(Stored rows)
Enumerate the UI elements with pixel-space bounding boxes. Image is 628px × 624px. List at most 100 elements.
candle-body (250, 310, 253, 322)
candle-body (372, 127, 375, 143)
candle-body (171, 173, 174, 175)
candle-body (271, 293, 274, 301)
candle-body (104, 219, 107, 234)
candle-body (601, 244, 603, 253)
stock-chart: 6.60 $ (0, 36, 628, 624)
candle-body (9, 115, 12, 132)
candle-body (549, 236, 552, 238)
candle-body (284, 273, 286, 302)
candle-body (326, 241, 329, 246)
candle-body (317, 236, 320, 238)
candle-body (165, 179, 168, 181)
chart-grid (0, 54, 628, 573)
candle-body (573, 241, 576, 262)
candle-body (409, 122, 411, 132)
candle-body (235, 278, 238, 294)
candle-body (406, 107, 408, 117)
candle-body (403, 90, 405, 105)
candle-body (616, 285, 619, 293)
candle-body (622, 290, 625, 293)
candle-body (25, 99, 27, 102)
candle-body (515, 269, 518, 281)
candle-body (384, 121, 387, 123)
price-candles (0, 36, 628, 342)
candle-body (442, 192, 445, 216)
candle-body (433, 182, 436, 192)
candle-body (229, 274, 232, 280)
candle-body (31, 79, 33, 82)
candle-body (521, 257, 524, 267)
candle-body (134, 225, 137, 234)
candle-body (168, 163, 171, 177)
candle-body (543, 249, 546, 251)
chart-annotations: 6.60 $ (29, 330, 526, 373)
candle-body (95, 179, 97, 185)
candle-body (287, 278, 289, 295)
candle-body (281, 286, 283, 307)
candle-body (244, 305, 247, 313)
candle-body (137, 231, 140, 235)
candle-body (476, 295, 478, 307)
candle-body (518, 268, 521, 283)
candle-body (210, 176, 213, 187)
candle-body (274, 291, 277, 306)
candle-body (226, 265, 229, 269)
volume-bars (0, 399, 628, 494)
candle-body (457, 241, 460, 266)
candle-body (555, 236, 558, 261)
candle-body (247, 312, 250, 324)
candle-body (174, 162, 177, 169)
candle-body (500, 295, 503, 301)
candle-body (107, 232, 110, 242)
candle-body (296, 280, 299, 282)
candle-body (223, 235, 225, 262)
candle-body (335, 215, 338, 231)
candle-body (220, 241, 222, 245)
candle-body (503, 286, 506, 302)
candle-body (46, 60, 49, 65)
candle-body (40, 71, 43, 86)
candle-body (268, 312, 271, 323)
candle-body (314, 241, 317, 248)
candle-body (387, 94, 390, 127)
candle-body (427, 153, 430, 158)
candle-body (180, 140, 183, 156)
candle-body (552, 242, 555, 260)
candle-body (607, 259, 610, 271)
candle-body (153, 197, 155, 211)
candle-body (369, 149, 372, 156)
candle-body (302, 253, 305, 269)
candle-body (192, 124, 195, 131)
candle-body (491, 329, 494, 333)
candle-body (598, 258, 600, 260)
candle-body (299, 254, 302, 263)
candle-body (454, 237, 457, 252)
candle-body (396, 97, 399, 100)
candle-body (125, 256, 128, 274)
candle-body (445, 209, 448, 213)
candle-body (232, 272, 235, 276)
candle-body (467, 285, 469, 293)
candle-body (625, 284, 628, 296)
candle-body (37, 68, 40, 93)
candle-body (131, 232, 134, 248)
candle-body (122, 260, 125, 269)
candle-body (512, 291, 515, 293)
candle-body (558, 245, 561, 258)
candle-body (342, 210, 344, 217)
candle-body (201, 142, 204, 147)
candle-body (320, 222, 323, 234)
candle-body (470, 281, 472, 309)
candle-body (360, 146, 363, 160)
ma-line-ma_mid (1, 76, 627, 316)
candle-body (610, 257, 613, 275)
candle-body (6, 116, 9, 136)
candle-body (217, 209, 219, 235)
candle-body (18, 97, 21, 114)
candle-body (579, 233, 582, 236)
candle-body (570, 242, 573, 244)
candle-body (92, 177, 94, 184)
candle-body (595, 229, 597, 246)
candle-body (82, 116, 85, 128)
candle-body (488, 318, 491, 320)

(What is needed) State only how many lines in the records above contain the string "chart".

(Correct response) 3